## Start
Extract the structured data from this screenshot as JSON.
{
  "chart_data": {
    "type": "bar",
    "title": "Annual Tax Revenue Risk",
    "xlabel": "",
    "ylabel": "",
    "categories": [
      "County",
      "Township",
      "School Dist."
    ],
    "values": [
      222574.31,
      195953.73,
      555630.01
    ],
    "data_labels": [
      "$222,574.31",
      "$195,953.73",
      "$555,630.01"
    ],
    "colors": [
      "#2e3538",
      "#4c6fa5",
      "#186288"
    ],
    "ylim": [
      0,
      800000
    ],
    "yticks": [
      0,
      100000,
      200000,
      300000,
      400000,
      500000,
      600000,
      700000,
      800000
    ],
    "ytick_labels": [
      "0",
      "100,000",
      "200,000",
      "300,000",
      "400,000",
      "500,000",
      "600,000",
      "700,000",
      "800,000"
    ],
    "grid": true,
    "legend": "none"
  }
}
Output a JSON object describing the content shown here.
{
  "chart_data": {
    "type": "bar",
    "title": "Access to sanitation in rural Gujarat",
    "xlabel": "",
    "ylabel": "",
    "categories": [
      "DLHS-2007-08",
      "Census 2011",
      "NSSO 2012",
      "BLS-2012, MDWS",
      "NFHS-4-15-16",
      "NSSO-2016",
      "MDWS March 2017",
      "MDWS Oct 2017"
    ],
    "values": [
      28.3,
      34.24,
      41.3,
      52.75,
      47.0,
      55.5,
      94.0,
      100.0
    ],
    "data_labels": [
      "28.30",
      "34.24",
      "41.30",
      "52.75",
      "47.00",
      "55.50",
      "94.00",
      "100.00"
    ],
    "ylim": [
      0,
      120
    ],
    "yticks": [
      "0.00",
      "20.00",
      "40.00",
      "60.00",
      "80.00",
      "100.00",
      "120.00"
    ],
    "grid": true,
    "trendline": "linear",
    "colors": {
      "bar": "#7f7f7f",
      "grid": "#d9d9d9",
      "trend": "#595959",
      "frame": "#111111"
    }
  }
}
## End
Report all lines of the data above that include the string "JSON".

Extract the structured data from this screenshot as JSON.
Output a JSON object describing the content shown here.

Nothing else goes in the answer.